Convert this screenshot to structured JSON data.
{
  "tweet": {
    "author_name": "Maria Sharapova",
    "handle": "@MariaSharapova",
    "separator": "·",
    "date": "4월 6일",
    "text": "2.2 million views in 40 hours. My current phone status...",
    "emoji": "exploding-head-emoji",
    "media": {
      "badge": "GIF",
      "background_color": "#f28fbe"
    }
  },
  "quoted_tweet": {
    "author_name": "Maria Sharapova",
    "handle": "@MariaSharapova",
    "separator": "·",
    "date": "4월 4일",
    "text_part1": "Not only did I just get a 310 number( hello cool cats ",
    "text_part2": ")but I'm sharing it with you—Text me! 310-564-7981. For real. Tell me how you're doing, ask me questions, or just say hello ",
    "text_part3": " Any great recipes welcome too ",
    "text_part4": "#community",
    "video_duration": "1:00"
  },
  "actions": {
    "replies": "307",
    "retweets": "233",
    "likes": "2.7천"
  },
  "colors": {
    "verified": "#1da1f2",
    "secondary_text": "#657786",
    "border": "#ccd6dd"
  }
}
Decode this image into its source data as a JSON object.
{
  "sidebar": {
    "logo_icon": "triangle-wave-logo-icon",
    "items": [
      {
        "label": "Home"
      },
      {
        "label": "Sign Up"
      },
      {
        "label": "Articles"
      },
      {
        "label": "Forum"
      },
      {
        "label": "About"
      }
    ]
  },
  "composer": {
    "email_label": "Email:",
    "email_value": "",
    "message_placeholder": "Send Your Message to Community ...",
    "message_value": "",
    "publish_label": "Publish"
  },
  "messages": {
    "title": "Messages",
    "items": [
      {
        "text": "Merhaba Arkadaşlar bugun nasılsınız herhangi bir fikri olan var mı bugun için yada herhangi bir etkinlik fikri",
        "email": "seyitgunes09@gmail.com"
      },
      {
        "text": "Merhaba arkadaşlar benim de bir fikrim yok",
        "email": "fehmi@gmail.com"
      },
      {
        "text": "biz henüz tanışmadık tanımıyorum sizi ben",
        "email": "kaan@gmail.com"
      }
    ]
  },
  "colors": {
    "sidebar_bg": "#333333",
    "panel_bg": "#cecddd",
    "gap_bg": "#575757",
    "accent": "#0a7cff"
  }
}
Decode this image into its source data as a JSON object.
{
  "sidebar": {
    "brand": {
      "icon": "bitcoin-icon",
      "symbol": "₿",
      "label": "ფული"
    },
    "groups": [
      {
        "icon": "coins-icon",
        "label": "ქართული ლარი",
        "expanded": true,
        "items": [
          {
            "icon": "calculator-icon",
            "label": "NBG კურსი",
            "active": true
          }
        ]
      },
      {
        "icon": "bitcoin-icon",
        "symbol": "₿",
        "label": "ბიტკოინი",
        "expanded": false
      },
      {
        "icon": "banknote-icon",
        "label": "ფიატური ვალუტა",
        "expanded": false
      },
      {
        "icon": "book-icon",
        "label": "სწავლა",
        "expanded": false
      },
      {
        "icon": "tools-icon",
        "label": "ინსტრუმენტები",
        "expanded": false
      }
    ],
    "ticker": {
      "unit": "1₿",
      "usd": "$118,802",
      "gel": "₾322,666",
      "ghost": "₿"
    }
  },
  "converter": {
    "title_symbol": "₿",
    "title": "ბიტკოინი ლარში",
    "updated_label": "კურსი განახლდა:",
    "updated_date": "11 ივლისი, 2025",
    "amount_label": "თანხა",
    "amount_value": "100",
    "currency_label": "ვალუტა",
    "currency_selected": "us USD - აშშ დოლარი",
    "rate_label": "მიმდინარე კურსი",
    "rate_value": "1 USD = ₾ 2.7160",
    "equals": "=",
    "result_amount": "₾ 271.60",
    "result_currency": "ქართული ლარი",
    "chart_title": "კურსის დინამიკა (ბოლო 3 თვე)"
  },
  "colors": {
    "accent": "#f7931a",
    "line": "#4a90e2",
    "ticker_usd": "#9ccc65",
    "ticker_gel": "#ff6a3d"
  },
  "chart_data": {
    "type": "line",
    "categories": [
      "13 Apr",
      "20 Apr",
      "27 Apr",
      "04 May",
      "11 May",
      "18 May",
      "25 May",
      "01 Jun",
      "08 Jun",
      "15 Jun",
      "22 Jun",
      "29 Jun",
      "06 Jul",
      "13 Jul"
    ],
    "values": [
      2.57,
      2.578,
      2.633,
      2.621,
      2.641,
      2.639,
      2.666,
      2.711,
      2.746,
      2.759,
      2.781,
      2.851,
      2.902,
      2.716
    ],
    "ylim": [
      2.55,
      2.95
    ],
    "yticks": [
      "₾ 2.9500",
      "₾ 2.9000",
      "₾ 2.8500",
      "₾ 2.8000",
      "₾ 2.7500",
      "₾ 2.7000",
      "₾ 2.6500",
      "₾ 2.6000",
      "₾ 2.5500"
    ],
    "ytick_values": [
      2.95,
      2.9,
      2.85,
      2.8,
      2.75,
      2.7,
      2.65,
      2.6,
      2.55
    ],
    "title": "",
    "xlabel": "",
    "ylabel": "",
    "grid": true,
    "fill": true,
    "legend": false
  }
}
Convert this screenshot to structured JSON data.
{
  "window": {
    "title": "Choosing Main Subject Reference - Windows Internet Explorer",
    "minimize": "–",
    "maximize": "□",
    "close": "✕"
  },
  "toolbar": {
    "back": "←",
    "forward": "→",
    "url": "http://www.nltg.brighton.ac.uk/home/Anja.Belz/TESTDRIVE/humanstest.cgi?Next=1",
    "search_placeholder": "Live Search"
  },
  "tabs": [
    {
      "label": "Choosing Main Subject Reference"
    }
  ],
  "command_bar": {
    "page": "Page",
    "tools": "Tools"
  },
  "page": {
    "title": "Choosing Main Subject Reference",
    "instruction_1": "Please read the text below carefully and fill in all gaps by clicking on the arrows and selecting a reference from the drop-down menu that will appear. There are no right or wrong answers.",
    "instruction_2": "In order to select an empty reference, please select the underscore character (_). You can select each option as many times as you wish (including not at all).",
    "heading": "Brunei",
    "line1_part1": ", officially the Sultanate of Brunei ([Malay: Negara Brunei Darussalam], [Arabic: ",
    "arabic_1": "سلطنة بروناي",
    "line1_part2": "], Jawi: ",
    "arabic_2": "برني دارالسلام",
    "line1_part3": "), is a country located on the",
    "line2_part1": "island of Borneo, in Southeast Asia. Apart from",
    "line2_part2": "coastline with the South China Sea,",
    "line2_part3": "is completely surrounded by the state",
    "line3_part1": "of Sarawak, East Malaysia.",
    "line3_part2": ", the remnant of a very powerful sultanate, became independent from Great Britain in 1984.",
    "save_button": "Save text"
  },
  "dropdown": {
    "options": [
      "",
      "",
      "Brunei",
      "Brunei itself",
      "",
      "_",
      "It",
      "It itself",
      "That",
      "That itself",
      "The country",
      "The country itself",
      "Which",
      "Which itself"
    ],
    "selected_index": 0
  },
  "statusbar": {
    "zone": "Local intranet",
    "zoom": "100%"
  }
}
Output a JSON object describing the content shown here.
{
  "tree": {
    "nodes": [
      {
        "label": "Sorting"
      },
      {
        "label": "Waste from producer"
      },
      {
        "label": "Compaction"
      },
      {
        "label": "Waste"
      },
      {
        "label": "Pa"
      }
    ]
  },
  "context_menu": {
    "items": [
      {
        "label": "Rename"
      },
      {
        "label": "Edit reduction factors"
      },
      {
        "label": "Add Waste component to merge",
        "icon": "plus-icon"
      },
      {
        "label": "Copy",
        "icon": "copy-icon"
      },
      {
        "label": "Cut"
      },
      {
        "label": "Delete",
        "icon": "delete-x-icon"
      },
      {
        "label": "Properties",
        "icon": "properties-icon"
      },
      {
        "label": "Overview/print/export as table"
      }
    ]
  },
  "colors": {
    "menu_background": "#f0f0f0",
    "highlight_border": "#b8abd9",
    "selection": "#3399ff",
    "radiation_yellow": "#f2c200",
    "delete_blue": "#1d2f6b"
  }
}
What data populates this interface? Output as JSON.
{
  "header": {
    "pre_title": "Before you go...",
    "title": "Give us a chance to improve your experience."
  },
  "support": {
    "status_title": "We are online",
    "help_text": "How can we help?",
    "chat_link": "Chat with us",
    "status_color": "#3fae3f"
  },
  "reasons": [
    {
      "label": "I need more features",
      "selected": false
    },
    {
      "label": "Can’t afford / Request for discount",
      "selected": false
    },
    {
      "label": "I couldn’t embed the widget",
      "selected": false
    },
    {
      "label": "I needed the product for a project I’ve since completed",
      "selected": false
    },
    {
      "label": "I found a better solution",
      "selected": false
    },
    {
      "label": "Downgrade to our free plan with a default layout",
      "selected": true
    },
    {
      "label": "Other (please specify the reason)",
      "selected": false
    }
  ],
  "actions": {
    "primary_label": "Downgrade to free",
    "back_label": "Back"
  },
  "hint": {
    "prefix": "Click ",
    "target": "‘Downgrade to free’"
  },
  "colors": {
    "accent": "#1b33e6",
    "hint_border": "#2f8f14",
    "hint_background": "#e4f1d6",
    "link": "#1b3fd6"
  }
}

→ What you should do
Consider the entries above and return each line with the string "gmail".

→ Full solution
        "email": "seyitgunes09@gmail.com"
        "email": "fehmi@gmail.com"
        "email": "kaan@gmail.com"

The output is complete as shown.